▶ Given exercise
Work out how many lines include "Rare" and answer with that number only.

▶ Raw records
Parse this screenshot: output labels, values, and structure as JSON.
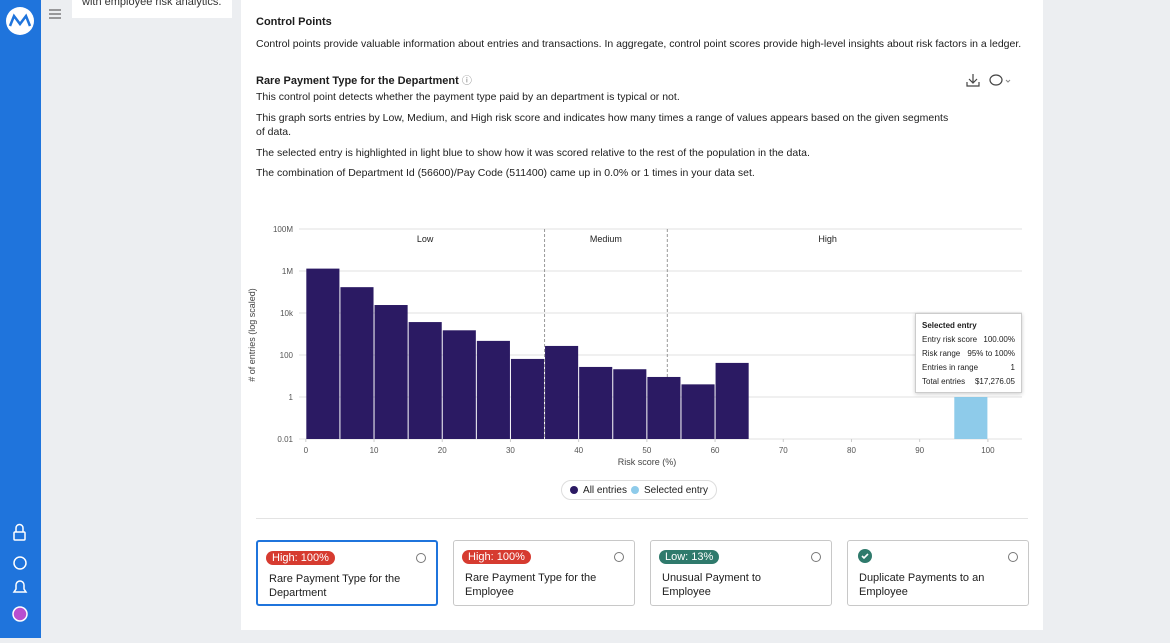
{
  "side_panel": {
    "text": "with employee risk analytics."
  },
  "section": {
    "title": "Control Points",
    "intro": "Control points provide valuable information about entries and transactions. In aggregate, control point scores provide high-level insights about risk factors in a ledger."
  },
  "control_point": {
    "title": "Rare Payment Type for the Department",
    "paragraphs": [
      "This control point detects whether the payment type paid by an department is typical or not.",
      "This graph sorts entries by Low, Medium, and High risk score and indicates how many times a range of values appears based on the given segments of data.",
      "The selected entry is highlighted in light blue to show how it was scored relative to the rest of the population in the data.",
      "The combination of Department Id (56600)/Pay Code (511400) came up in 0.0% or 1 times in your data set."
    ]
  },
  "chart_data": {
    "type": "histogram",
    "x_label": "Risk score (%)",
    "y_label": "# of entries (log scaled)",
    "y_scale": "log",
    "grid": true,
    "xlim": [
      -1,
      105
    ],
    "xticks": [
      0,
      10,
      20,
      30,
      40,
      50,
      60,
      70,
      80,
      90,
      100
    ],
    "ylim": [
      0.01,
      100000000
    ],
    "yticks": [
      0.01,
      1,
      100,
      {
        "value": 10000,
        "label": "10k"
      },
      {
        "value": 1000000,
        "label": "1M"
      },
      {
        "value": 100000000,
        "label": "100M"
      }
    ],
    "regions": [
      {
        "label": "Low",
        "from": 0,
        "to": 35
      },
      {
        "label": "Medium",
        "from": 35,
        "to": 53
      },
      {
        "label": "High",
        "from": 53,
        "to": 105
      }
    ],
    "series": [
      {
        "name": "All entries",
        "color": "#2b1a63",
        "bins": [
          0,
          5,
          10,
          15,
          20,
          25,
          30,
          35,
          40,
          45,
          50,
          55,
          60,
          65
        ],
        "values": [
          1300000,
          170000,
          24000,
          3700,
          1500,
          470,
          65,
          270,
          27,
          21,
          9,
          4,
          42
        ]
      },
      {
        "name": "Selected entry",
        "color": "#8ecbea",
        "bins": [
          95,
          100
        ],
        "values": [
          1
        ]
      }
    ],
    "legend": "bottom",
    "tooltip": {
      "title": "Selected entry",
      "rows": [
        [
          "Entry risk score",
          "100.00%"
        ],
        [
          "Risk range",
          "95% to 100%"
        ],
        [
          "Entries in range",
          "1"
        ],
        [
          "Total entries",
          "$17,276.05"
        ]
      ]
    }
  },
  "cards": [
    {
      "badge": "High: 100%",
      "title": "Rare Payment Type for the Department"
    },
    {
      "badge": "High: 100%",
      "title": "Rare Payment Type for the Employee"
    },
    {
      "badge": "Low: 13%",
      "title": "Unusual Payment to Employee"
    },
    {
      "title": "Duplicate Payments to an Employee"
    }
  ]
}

==

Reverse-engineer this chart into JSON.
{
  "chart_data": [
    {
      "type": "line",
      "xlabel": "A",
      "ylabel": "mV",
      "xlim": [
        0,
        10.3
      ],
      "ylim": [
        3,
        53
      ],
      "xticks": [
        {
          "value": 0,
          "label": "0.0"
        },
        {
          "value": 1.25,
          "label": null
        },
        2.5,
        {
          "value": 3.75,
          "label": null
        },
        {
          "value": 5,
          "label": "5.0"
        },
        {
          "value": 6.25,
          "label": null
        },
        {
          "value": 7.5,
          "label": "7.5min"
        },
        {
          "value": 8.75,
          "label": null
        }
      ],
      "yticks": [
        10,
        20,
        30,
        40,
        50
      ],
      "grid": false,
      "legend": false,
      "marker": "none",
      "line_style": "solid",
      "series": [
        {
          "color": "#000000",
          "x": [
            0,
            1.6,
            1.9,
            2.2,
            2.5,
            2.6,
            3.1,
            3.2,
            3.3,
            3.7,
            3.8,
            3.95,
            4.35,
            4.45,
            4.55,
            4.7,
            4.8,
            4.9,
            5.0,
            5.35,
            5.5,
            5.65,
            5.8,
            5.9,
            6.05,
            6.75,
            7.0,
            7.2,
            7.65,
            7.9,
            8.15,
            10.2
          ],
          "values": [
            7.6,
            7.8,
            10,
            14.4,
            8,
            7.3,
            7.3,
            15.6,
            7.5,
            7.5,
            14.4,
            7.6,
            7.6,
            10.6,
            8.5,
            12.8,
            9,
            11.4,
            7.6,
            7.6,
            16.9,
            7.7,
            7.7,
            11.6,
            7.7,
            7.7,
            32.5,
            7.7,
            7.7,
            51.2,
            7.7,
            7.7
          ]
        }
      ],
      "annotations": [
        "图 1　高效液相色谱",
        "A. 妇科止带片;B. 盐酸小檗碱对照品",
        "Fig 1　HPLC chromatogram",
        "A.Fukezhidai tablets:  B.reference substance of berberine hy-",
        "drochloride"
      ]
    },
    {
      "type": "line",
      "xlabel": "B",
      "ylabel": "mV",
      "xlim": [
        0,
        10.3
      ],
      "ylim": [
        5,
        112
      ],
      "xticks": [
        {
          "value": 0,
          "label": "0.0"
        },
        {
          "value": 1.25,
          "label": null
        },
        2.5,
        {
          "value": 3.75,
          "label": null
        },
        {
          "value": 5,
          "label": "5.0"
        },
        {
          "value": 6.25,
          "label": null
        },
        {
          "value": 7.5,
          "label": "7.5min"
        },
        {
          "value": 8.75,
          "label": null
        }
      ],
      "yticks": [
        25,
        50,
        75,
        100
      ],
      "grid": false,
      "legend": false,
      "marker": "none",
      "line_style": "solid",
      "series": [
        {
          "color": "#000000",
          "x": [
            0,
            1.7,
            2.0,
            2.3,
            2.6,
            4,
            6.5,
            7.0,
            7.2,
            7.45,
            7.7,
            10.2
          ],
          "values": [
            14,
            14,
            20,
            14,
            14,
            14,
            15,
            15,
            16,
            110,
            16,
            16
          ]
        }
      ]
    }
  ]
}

▶ Full response
3